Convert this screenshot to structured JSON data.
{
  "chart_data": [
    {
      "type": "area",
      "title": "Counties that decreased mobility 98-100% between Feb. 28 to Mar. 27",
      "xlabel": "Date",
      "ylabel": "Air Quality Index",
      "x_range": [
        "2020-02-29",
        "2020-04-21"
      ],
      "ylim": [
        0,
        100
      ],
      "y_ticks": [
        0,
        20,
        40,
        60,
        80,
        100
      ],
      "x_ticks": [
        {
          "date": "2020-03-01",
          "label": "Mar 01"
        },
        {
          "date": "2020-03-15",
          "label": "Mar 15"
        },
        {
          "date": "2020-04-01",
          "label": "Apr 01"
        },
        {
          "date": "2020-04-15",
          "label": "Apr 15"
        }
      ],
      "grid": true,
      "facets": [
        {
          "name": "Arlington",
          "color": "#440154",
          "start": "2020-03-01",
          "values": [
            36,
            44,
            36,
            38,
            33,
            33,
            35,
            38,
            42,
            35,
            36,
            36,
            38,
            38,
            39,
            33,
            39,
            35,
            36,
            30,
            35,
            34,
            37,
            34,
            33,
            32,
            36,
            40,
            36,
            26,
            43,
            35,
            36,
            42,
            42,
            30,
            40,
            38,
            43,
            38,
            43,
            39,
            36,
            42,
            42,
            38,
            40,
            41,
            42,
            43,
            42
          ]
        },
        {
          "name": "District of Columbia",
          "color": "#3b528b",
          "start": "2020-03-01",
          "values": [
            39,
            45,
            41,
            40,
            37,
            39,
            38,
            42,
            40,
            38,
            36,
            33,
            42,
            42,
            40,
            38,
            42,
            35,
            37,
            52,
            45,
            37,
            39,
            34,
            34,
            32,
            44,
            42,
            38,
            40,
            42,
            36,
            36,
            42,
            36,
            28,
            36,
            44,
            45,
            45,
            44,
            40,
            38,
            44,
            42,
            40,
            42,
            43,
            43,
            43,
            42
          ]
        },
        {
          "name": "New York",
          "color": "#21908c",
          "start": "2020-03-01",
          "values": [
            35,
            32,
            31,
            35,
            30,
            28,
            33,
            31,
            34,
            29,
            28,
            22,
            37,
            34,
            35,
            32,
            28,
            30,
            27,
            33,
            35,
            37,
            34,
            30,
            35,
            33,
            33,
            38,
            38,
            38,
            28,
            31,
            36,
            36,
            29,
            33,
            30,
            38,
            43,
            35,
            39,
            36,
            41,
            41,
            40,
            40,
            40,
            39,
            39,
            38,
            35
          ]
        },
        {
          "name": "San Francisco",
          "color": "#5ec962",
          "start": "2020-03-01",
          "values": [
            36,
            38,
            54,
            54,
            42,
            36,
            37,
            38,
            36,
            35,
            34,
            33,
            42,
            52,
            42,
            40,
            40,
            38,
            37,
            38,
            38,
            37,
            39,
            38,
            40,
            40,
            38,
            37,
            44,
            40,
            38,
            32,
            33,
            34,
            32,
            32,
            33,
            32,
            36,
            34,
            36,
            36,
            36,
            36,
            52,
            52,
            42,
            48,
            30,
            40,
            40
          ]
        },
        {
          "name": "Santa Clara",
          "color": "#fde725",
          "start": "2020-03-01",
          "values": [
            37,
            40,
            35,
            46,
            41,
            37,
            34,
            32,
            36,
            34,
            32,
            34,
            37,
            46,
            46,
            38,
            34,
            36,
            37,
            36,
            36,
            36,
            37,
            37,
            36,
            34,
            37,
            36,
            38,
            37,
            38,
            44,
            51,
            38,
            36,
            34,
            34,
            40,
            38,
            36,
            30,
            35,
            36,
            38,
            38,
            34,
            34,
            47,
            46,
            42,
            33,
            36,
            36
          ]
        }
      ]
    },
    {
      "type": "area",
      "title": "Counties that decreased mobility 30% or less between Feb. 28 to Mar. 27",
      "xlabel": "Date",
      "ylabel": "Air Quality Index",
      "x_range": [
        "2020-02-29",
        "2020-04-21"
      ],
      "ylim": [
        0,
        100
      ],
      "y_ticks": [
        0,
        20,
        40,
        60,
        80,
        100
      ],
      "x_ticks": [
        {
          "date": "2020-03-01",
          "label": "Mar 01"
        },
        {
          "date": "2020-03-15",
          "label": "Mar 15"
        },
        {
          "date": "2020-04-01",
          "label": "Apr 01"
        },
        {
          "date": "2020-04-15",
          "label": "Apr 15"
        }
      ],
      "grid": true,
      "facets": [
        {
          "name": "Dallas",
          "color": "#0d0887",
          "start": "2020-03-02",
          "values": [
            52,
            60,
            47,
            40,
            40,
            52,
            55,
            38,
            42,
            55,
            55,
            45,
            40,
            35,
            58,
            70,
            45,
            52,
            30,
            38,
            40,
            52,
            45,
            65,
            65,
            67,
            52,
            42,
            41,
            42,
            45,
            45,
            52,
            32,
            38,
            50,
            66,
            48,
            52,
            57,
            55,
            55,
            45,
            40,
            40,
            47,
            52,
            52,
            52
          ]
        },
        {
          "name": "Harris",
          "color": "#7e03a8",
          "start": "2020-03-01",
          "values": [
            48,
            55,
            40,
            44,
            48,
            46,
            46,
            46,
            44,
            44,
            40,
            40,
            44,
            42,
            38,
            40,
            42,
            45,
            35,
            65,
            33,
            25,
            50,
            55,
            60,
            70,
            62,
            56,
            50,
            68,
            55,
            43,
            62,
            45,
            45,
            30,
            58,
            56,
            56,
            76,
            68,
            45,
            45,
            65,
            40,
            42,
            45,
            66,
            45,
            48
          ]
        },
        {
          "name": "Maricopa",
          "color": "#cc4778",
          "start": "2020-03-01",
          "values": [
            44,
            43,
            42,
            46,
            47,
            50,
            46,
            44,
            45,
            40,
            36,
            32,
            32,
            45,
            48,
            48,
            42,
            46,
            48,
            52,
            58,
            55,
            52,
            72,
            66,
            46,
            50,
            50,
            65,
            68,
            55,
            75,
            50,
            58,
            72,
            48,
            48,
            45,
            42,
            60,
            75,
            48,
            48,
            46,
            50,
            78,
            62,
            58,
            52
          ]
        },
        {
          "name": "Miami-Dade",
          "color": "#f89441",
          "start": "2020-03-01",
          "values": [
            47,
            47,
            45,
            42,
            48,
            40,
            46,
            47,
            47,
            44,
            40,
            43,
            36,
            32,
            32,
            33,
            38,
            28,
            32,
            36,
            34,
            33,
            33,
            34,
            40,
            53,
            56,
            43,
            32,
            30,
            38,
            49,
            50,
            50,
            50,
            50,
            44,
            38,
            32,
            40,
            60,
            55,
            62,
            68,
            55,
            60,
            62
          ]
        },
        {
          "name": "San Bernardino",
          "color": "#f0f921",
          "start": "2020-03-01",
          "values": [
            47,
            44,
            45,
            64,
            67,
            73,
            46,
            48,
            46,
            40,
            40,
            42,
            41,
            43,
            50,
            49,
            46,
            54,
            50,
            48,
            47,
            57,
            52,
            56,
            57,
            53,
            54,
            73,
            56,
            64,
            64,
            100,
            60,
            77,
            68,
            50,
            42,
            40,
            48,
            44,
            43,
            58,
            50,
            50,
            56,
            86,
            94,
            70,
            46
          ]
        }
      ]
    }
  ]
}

########

=== GOAL ===
Type out the entries again, word for word.

=== COMPLETE RESPONSE ===
Convert this screenshot to structured JSON data.
{
  "chart_data": [
    {
      "type": "area",
      "title": "Counties that decreased mobility 98-100% between Feb. 28 to Mar. 27",
      "xlabel": "Date",
      "ylabel": "Air Quality Index",
      "x_range": [
        "2020-02-29",
        "2020-04-21"
      ],
      "ylim": [
        0,
        100
      ],
      "y_ticks": [
        0,
        20,
        40,
        60,
        80,
        100
      ],
      "x_ticks": [
        {
          "date": "2020-03-01",
          "label": "Mar 01"
        },
        {
          "date": "2020-03-15",
          "label": "Mar 15"
        },
        {
          "date": "2020-04-01",
          "label": "Apr 01"
        },
        {
          "date": "2020-04-15",
          "label": "Apr 15"
        }
      ],
      "grid": true,
      "facets": [
        {
          "name": "Arlington",
          "color": "#440154",
          "start": "2020-03-01",
          "values": [
            36,
            44,
            36,
            38,
            33,
            33,
            35,
            38,
            42,
            35,
            36,
            36,
            38,
            38,
            39,
            33,
            39,
            35,
            36,
            30,
            35,
            34,
            37,
            34,
            33,
            32,
            36,
            40,
            36,
            26,
            43,
            35,
            36,
            42,
            42,
            30,
            40,
            38,
            43,
            38,
            43,
            39,
            36,
            42,
            42,
            38,
            40,
            41,
            42,
            43,
            42
          ]
        },
        {
          "name": "District of Columbia",
          "color": "#3b528b",
          "start": "2020-03-01",
          "values": [
            39,
            45,
            41,
            40,
            37,
            39,
            38,
            42,
            40,
            38,
            36,
            33,
            42,
            42,
            40,
            38,
            42,
            35,
            37,
            52,
            45,
            37,
            39,
            34,
            34,
            32,
            44,
            42,
            38,
            40,
            42,
            36,
            36,
            42,
            36,
            28,
            36,
            44,
            45,
            45,
            44,
            40,
            38,
            44,
            42,
            40,
            42,
            43,
            43,
            43,
            42
          ]
        },
        {
          "name": "New York",
          "color": "#21908c",
          "start": "2020-03-01",
          "values": [
            35,
            32,
            31,
            35,
            30,
            28,
            33,
            31,
            34,
            29,
            28,
            22,
            37,
            34,
            35,
            32,
            28,
            30,
            27,
            33,
            35,
            37,
            34,
            30,
            35,
            33,
            33,
            38,
            38,
            38,
            28,
            31,
            36,
            36,
            29,
            33,
            30,
            38,
            43,
            35,
            39,
            36,
            41,
            41,
            40,
            40,
            40,
            39,
            39,
            38,
            35
          ]
        },
        {
          "name": "San Francisco",
          "color": "#5ec962",
          "start": "2020-03-01",
          "values": [
            36,
            38,
            54,
            54,
            42,
            36,
            37,
            38,
            36,
            35,
            34,
            33,
            42,
            52,
            42,
            40,
            40,
            38,
            37,
            38,
            38,
            37,
            39,
            38,
            40,
            40,
            38,
            37,
            44,
            40,
            38,
            32,
            33,
            34,
            32,
            32,
            33,
            32,
            36,
            34,
            36,
            36,
            36,
            36,
            52,
            52,
            42,
            48,
            30,
            40,
            40
          ]
        },
        {
          "name": "Santa Clara",
          "color": "#fde725",
          "start": "2020-03-01",
          "values": [
            37,
            40,
            35,
            46,
            41,
            37,
            34,
            32,
            36,
            34,
            32,
            34,
            37,
            46,
            46,
            38,
            34,
            36,
            37,
            36,
            36,
            36,
            37,
            37,
            36,
            34,
            37,
            36,
            38,
            37,
            38,
            44,
            51,
            38,
            36,
            34,
            34,
            40,
            38,
            36,
            30,
            35,
            36,
            38,
            38,
            34,
            34,
            47,
            46,
            42,
            33,
            36,
            36
          ]
        }
      ]
    },
    {
      "type": "area",
      "title": "Counties that decreased mobility 30% or less between Feb. 28 to Mar. 27",
      "xlabel": "Date",
      "ylabel": "Air Quality Index",
      "x_range": [
        "2020-02-29",
        "2020-04-21"
      ],
      "ylim": [
        0,
        100
      ],
      "y_ticks": [
        0,
        20,
        40,
        60,
        80,
        100
      ],
      "x_ticks": [
        {
          "date": "2020-03-01",
          "label": "Mar 01"
        },
        {
          "date": "2020-03-15",
          "label": "Mar 15"
        },
        {
          "date": "2020-04-01",
          "label": "Apr 01"
        },
        {
          "date": "2020-04-15",
          "label": "Apr 15"
        }
      ],
      "grid": true,
      "facets": [
        {
          "name": "Dallas",
          "color": "#0d0887",
          "start": "2020-03-02",
          "values": [
            52,
            60,
            47,
            40,
            40,
            52,
            55,
            38,
            42,
            55,
            55,
            45,
            40,
            35,
            58,
            70,
            45,
            52,
            30,
            38,
            40,
            52,
            45,
            65,
            65,
            67,
            52,
            42,
            41,
            42,
            45,
            45,
            52,
            32,
            38,
            50,
            66,
            48,
            52,
            57,
            55,
            55,
            45,
            40,
            40,
            47,
            52,
            52,
            52
          ]
        },
        {
          "name": "Harris",
          "color": "#7e03a8",
          "start": "2020-03-01",
          "values": [
            48,
            55,
            40,
            44,
            48,
            46,
            46,
            46,
            44,
            44,
            40,
            40,
            44,
            42,
            38,
            40,
            42,
            45,
            35,
            65,
            33,
            25,
            50,
            55,
            60,
            70,
            62,
            56,
            50,
            68,
            55,
            43,
            62,
            45,
            45,
            30,
            58,
            56,
            56,
            76,
            68,
            45,
            45,
            65,
            40,
            42,
            45,
            66,
            45,
            48
          ]
        },
        {
          "name": "Maricopa",
          "color": "#cc4778",
          "start": "2020-03-01",
          "values": [
            44,
            43,
            42,
            46,
            47,
            50,
            46,
            44,
            45,
            40,
            36,
            32,
            32,
            45,
            48,
            48,
            42,
            46,
            48,
            52,
            58,
            55,
            52,
            72,
            66,
            46,
            50,
            50,
            65,
            68,
            55,
            75,
            50,
            58,
            72,
            48,
            48,
            45,
            42,
            60,
            75,
            48,
            48,
            46,
            50,
            78,
            62,
            58,
            52
          ]
        },
        {
          "name": "Miami-Dade",
          "color": "#f89441",
          "start": "2020-03-01",
          "values": [
            47,
            47,
            45,
            42,
            48,
            40,
            46,
            47,
            47,
            44,
            40,
            43,
            36,
            32,
            32,
            33,
            38,
            28,
            32,
            36,
            34,
            33,
            33,
            34,
            40,
            53,
            56,
            43,
            32,
            30,
            38,
            49,
            50,
            50,
            50,
            50,
            44,
            38,
            32,
            40,
            60,
            55,
            62,
            68,
            55,
            60,
            62
          ]
        },
        {
          "name": "San Bernardino",
          "color": "#f0f921",
          "start": "2020-03-01",
          "values": [
            47,
            44,
            45,
            64,
            67,
            73,
            46,
            48,
            46,
            40,
            40,
            42,
            41,
            43,
            50,
            49,
            46,
            54,
            50,
            48,
            47,
            57,
            52,
            56,
            57,
            53,
            54,
            73,
            56,
            64,
            64,
            100,
            60,
            77,
            68,
            50,
            42,
            40,
            48,
            44,
            43,
            58,
            50,
            50,
            56,
            86,
            94,
            70,
            46
          ]
        }
      ]
    }
  ]
}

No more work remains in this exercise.